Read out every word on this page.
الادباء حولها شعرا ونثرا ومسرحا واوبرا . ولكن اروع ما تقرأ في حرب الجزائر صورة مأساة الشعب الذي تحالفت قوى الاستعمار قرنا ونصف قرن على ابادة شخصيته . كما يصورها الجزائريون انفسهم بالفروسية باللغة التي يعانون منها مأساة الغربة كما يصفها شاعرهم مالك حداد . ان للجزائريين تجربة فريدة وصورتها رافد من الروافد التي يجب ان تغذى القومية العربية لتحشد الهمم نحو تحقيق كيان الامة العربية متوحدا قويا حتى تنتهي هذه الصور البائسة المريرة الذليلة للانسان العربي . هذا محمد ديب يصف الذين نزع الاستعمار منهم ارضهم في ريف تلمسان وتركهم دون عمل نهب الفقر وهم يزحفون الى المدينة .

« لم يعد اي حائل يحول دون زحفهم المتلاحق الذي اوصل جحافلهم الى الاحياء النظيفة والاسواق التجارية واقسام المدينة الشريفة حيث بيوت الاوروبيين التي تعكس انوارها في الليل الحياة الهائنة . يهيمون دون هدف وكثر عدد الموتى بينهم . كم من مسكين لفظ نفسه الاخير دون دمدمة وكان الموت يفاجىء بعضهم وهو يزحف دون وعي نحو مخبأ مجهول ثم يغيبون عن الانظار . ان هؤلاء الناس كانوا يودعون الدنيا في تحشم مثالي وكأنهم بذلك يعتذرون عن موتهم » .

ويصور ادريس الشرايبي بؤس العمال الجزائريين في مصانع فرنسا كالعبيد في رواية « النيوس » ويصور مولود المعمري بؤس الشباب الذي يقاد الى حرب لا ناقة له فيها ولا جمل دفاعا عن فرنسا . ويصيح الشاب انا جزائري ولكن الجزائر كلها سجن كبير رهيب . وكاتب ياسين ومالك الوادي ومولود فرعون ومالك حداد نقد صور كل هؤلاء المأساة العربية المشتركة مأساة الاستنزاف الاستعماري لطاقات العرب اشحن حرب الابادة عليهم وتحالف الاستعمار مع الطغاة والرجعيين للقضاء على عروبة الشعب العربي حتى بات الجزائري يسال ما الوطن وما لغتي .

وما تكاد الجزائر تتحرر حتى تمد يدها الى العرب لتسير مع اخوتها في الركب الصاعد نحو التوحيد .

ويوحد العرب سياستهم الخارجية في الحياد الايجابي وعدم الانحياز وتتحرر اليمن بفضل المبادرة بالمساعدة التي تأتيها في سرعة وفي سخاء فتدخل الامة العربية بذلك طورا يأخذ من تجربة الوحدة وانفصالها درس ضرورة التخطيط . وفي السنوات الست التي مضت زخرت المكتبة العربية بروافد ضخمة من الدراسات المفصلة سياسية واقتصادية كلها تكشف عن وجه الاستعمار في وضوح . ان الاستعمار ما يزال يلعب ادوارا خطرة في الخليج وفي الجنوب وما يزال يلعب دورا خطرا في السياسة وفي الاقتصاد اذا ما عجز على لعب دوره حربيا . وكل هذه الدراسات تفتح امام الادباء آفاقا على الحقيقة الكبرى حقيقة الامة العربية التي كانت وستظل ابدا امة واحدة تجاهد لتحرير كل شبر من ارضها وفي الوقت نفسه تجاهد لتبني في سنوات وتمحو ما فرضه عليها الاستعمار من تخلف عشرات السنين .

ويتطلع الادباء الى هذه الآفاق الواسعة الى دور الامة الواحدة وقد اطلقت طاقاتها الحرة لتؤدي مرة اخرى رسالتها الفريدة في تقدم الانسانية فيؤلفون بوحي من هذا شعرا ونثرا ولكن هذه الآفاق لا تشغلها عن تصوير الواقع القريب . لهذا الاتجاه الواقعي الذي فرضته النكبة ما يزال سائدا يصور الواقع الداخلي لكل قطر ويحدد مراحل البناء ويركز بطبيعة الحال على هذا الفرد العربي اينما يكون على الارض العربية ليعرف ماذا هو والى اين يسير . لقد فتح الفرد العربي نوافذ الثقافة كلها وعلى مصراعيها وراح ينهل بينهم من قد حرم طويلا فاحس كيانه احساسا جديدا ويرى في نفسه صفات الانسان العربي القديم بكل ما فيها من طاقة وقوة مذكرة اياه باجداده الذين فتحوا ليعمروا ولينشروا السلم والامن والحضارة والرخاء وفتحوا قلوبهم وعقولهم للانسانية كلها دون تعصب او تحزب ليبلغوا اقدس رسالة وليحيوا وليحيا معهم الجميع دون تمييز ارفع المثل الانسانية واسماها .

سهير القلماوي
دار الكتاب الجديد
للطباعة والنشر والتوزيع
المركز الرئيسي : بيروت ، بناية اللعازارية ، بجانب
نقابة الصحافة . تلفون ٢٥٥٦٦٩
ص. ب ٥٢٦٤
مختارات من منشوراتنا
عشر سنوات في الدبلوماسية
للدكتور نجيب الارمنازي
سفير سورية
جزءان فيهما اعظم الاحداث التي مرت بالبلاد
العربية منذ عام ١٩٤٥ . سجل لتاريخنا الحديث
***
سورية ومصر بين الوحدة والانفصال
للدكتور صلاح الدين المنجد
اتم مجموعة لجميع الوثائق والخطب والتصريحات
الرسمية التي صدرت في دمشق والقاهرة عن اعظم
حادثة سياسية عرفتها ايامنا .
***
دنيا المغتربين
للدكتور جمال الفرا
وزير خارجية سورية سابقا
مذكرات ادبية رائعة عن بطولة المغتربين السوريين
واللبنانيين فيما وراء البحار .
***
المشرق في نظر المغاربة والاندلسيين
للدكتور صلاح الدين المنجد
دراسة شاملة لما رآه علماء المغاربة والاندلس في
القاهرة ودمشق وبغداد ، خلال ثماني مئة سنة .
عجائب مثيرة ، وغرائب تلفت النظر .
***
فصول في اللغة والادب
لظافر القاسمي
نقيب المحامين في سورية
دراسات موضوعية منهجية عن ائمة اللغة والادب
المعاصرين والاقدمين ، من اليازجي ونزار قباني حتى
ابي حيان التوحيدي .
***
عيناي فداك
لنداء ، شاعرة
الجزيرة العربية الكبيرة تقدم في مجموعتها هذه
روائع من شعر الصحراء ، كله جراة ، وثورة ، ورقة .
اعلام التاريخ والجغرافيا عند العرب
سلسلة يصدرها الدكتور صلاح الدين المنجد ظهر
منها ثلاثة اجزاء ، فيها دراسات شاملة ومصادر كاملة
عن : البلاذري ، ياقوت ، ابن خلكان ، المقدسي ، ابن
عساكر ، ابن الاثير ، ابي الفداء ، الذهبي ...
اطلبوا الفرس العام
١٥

========================================================================

Your goal
Write the data from above out again, exactly.

Finished task
Read out every word on this page.
الادباء حولها شعرا ونثرا ومسرحا واوبرا . ولكن اروع ما تقرأ في حرب الجزائر صورة مأساة الشعب الذي تحالفت قوى الاستعمار قرنا ونصف قرن على ابادة شخصيته . كما يصورها الجزائريون انفسهم بالفروسية باللغة التي يعانون منها مأساة الغربة كما يصفها شاعرهم مالك حداد . ان للجزائريين تجربة فريدة وصورتها رافد من الروافد التي يجب ان تغذى القومية العربية لتحشد الهمم نحو تحقيق كيان الامة العربية متوحدا قويا حتى تنتهي هذه الصور البائسة المريرة الذليلة للانسان العربي . هذا محمد ديب يصف الذين نزع الاستعمار منهم ارضهم في ريف تلمسان وتركهم دون عمل نهب الفقر وهم يزحفون الى المدينة .

« لم يعد اي حائل يحول دون زحفهم المتلاحق الذي اوصل جحافلهم الى الاحياء النظيفة والاسواق التجارية واقسام المدينة الشريفة حيث بيوت الاوروبيين التي تعكس انوارها في الليل الحياة الهائنة . يهيمون دون هدف وكثر عدد الموتى بينهم . كم من مسكين لفظ نفسه الاخير دون دمدمة وكان الموت يفاجىء بعضهم وهو يزحف دون وعي نحو مخبأ مجهول ثم يغيبون عن الانظار . ان هؤلاء الناس كانوا يودعون الدنيا في تحشم مثالي وكأنهم بذلك يعتذرون عن موتهم » .

ويصور ادريس الشرايبي بؤس العمال الجزائريين في مصانع فرنسا كالعبيد في رواية « النيوس » ويصور مولود المعمري بؤس الشباب الذي يقاد الى حرب لا ناقة له فيها ولا جمل دفاعا عن فرنسا . ويصيح الشاب انا جزائري ولكن الجزائر كلها سجن كبير رهيب . وكاتب ياسين ومالك الوادي ومولود فرعون ومالك حداد نقد صور كل هؤلاء المأساة العربية المشتركة مأساة الاستنزاف الاستعماري لطاقات العرب اشحن حرب الابادة عليهم وتحالف الاستعمار مع الطغاة والرجعيين للقضاء على عروبة الشعب العربي حتى بات الجزائري يسال ما الوطن وما لغتي .

وما تكاد الجزائر تتحرر حتى تمد يدها الى العرب لتسير مع اخوتها في الركب الصاعد نحو التوحيد .

ويوحد العرب سياستهم الخارجية في الحياد الايجابي وعدم الانحياز وتتحرر اليمن بفضل المبادرة بالمساعدة التي تأتيها في سرعة وفي سخاء فتدخل الامة العربية بذلك طورا يأخذ من تجربة الوحدة وانفصالها درس ضرورة التخطيط . وفي السنوات الست التي مضت زخرت المكتبة العربية بروافد ضخمة من الدراسات المفصلة سياسية واقتصادية كلها تكشف عن وجه الاستعمار في وضوح . ان الاستعمار ما يزال يلعب ادوارا خطرة في الخليج وفي الجنوب وما يزال يلعب دورا خطرا في السياسة وفي الاقتصاد اذا ما عجز على لعب دوره حربيا . وكل هذه الدراسات تفتح امام الادباء آفاقا على الحقيقة الكبرى حقيقة الامة العربية التي كانت وستظل ابدا امة واحدة تجاهد لتحرير كل شبر من ارضها وفي الوقت نفسه تجاهد لتبني في سنوات وتمحو ما فرضه عليها الاستعمار من تخلف عشرات السنين .

ويتطلع الادباء الى هذه الآفاق الواسعة الى دور الامة الواحدة وقد اطلقت طاقاتها الحرة لتؤدي مرة اخرى رسالتها الفريدة في تقدم الانسانية فيؤلفون بوحي من هذا شعرا ونثرا ولكن هذه الآفاق لا تشغلها عن تصوير الواقع القريب . لهذا الاتجاه الواقعي الذي فرضته النكبة ما يزال سائدا يصور الواقع الداخلي لكل قطر ويحدد مراحل البناء ويركز بطبيعة الحال على هذا الفرد العربي اينما يكون على الارض العربية ليعرف ماذا هو والى اين يسير . لقد فتح الفرد العربي نوافذ الثقافة كلها وعلى مصراعيها وراح ينهل بينهم من قد حرم طويلا فاحس كيانه احساسا جديدا ويرى في نفسه صفات الانسان العربي القديم بكل ما فيها من طاقة وقوة مذكرة اياه باجداده الذين فتحوا ليعمروا ولينشروا السلم والامن والحضارة والرخاء وفتحوا قلوبهم وعقولهم للانسانية كلها دون تعصب او تحزب ليبلغوا اقدس رسالة وليحيوا وليحيا معهم الجميع دون تمييز ارفع المثل الانسانية واسماها .

سهير القلماوي
دار الكتاب الجديد
للطباعة والنشر والتوزيع
المركز الرئيسي : بيروت ، بناية اللعازارية ، بجانب
نقابة الصحافة . تلفون ٢٥٥٦٦٩
ص. ب ٥٢٦٤
مختارات من منشوراتنا
عشر سنوات في الدبلوماسية
للدكتور نجيب الارمنازي
سفير سورية
جزءان فيهما اعظم الاحداث التي مرت بالبلاد
العربية منذ عام ١٩٤٥ . سجل لتاريخنا الحديث
***
سورية ومصر بين الوحدة والانفصال
للدكتور صلاح الدين المنجد
اتم مجموعة لجميع الوثائق والخطب والتصريحات
الرسمية التي صدرت في دمشق والقاهرة عن اعظم
حادثة سياسية عرفتها ايامنا .
***
دنيا المغتربين
للدكتور جمال الفرا
وزير خارجية سورية سابقا
مذكرات ادبية رائعة عن بطولة المغتربين السوريين
واللبنانيين فيما وراء البحار .
***
المشرق في نظر المغاربة والاندلسيين
للدكتور صلاح الدين المنجد
دراسة شاملة لما رآه علماء المغاربة والاندلس في
القاهرة ودمشق وبغداد ، خلال ثماني مئة سنة .
عجائب مثيرة ، وغرائب تلفت النظر .
***
فصول في اللغة والادب
لظافر القاسمي
نقيب المحامين في سورية
دراسات موضوعية منهجية عن ائمة اللغة والادب
المعاصرين والاقدمين ، من اليازجي ونزار قباني حتى
ابي حيان التوحيدي .
***
عيناي فداك
لنداء ، شاعرة
الجزيرة العربية الكبيرة تقدم في مجموعتها هذه
روائع من شعر الصحراء ، كله جراة ، وثورة ، ورقة .
اعلام التاريخ والجغرافيا عند العرب
سلسلة يصدرها الدكتور صلاح الدين المنجد ظهر
منها ثلاثة اجزاء ، فيها دراسات شاملة ومصادر كاملة
عن : البلاذري ، ياقوت ، ابن خلكان ، المقدسي ، ابن
عساكر ، ابن الاثير ، ابي الفداء ، الذهبي ...
اطلبوا الفرس العام
١٥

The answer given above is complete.